### Stated exercise
What follows is a set of entries. Give them again exactly, without the pictures.

### Data items

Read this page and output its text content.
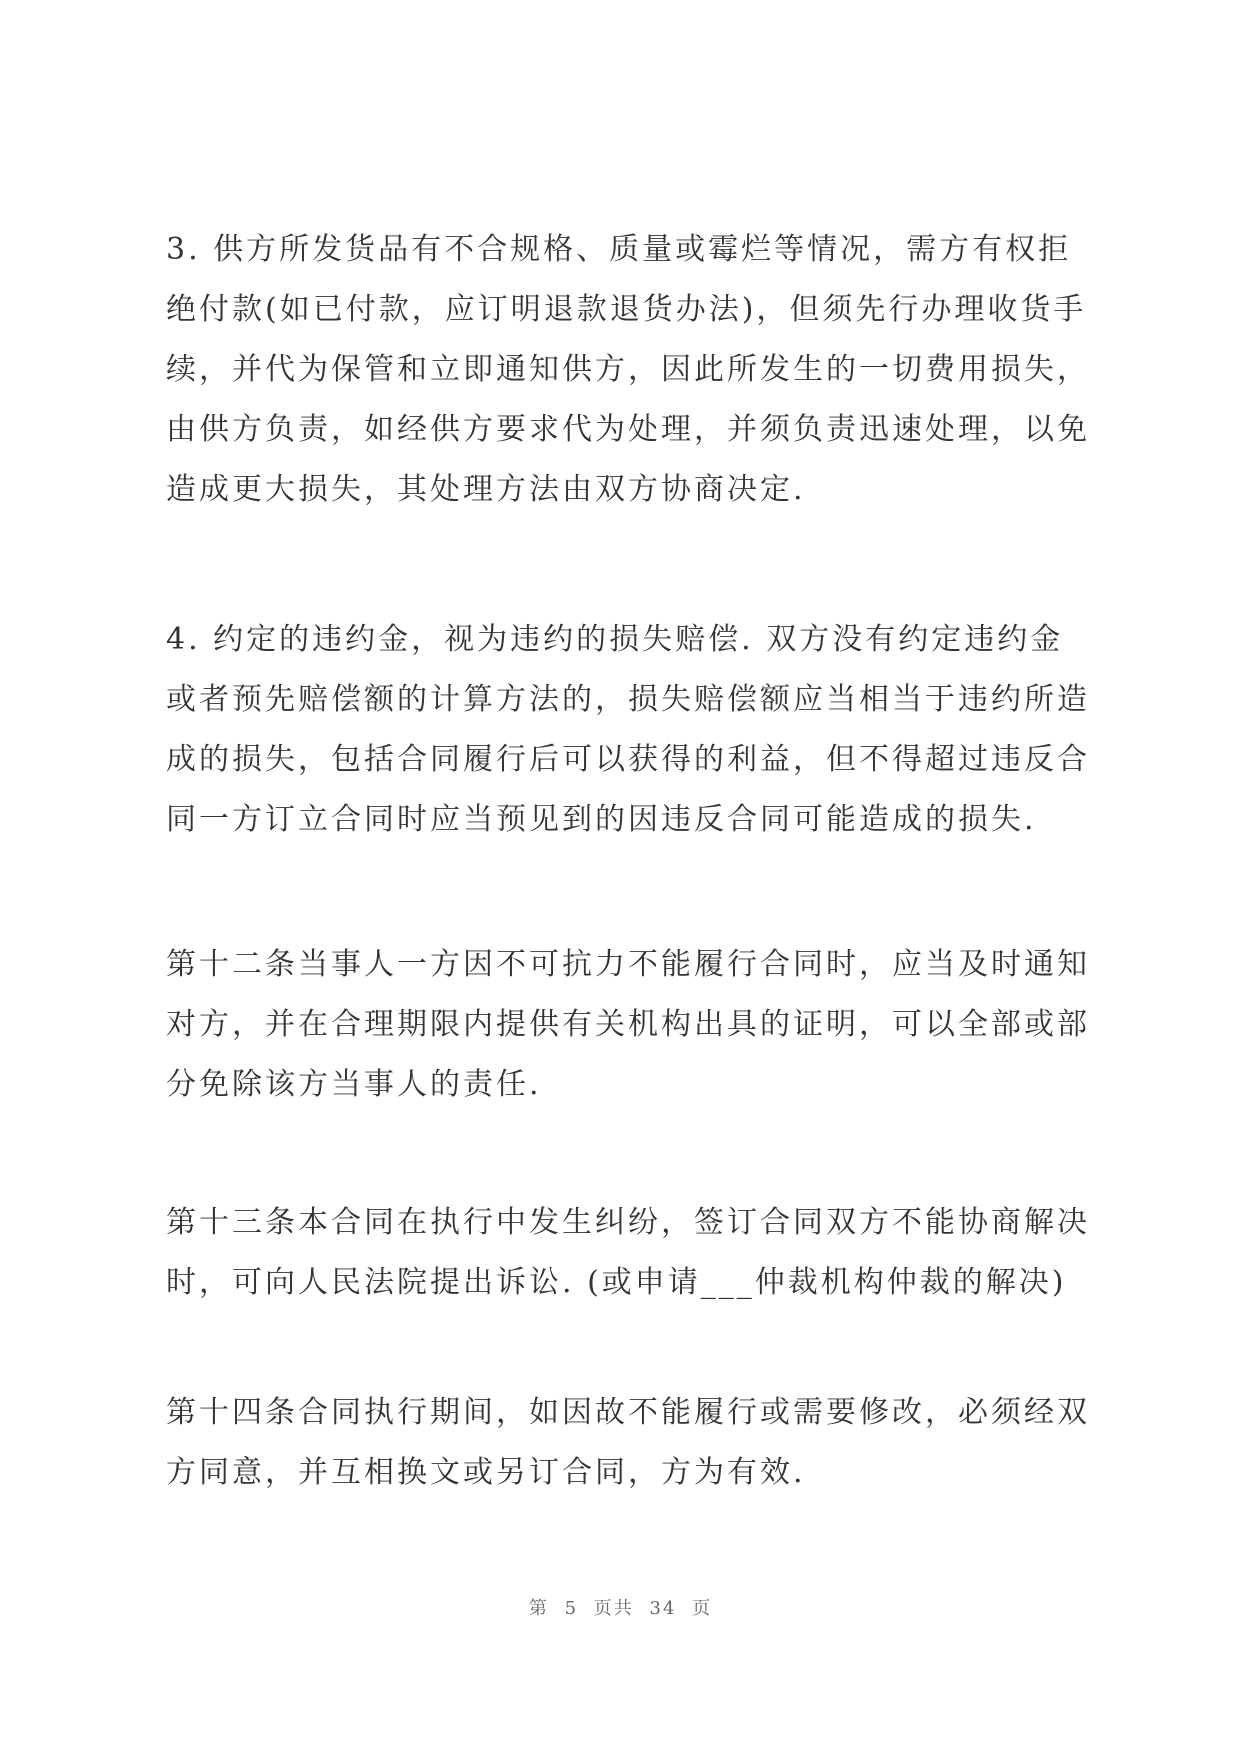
3. 供方所发货品有不合规格、质量或霉烂等情况，需方有权拒
绝付款(如已付款，应订明退款退货办法)，但须先行办理收货手
续，并代为保管和立即通知供方，因此所发生的一切费用损失，
由供方负责，如经供方要求代为处理，并须负责迅速处理，以免
造成更大损失，其处理方法由双方协商决定.
4. 约定的违约金，视为违约的损失赔偿. 双方没有约定违约金
或者预先赔偿额的计算方法的，损失赔偿额应当相当于违约所造
成的损失，包括合同履行后可以获得的利益，但不得超过违反合
同一方订立合同时应当预见到的因违反合同可能造成的损失.
第十二条当事人一方因不可抗力不能履行合同时，应当及时通知
对方，并在合理期限内提供有关机构出具的证明，可以全部或部
分免除该方当事人的责任.
第十三条本合同在执行中发生纠纷，签订合同双方不能协商解决
时，可向人民法院提出诉讼. (或申请___仲裁机构仲裁的解决)
第十四条合同执行期间，如因故不能履行或需要修改，必须经双
方同意，并互相换文或另订合同，方为有效.
第 5 页共 34 页
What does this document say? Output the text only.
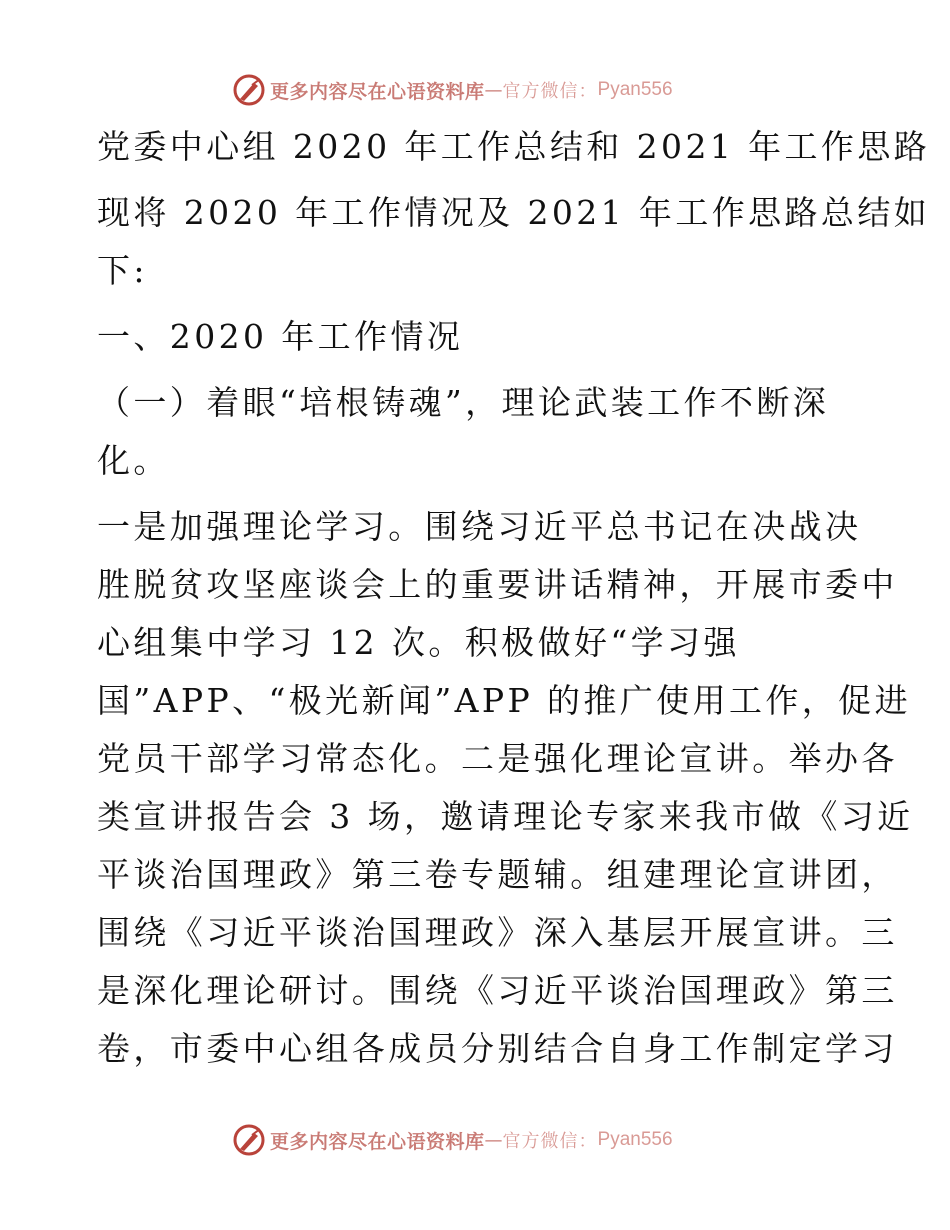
更多内容尽在心语资料库 — 官方微信： Pyan556
党委中心组 2020 年工作总结和 2021 年工作思路
现将 2020 年工作情况及 2021 年工作思路总结如
下:
一、2020 年工作情况
（一）着眼“培根铸魂”，理论武装工作不断深
化。
一是加强理论学习。围绕习近平总书记在决战决
胜脱贫攻坚座谈会上的重要讲话精神，开展市委中
心组集中学习 12 次。积极做好“学习强
国”APP、“极光新闻”APP 的推广使用工作，促进
党员干部学习常态化。二是强化理论宣讲。举办各
类宣讲报告会 3 场，邀请理论专家来我市做《习近
平谈治国理政》第三卷专题辅。组建理论宣讲团，
围绕《习近平谈治国理政》深入基层开展宣讲。三
是深化理论研讨。围绕《习近平谈治国理政》第三
卷，市委中心组各成员分别结合自身工作制定学习
更多内容尽在心语资料库 — 官方微信： Pyan556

### Result for this task
Read this page and output its text content.
3. 供方所发货品有不合规格、质量或霉烂等情况，需方有权拒
绝付款(如已付款，应订明退款退货办法)，但须先行办理收货手
续，并代为保管和立即通知供方，因此所发生的一切费用损失，
由供方负责，如经供方要求代为处理，并须负责迅速处理，以免
造成更大损失，其处理方法由双方协商决定.
4. 约定的违约金，视为违约的损失赔偿. 双方没有约定违约金
或者预先赔偿额的计算方法的，损失赔偿额应当相当于违约所造
成的损失，包括合同履行后可以获得的利益，但不得超过违反合
同一方订立合同时应当预见到的因违反合同可能造成的损失.
第十二条当事人一方因不可抗力不能履行合同时，应当及时通知
对方，并在合理期限内提供有关机构出具的证明，可以全部或部
分免除该方当事人的责任.
第十三条本合同在执行中发生纠纷，签订合同双方不能协商解决
时，可向人民法院提出诉讼. (或申请___仲裁机构仲裁的解决)
第十四条合同执行期间，如因故不能履行或需要修改，必须经双
方同意，并互相换文或另订合同，方为有效.
第 5 页共 34 页
What does this document say? Output the text only.
更多内容尽在心语资料库 — 官方微信： Pyan556
党委中心组 2020 年工作总结和 2021 年工作思路
现将 2020 年工作情况及 2021 年工作思路总结如
下:
一、2020 年工作情况
（一）着眼“培根铸魂”，理论武装工作不断深
化。
一是加强理论学习。围绕习近平总书记在决战决
胜脱贫攻坚座谈会上的重要讲话精神，开展市委中
心组集中学习 12 次。积极做好“学习强
国”APP、“极光新闻”APP 的推广使用工作，促进
党员干部学习常态化。二是强化理论宣讲。举办各
类宣讲报告会 3 场，邀请理论专家来我市做《习近
平谈治国理政》第三卷专题辅。组建理论宣讲团，
围绕《习近平谈治国理政》深入基层开展宣讲。三
是深化理论研讨。围绕《习近平谈治国理政》第三
卷，市委中心组各成员分别结合自身工作制定学习
更多内容尽在心语资料库 — 官方微信： Pyan556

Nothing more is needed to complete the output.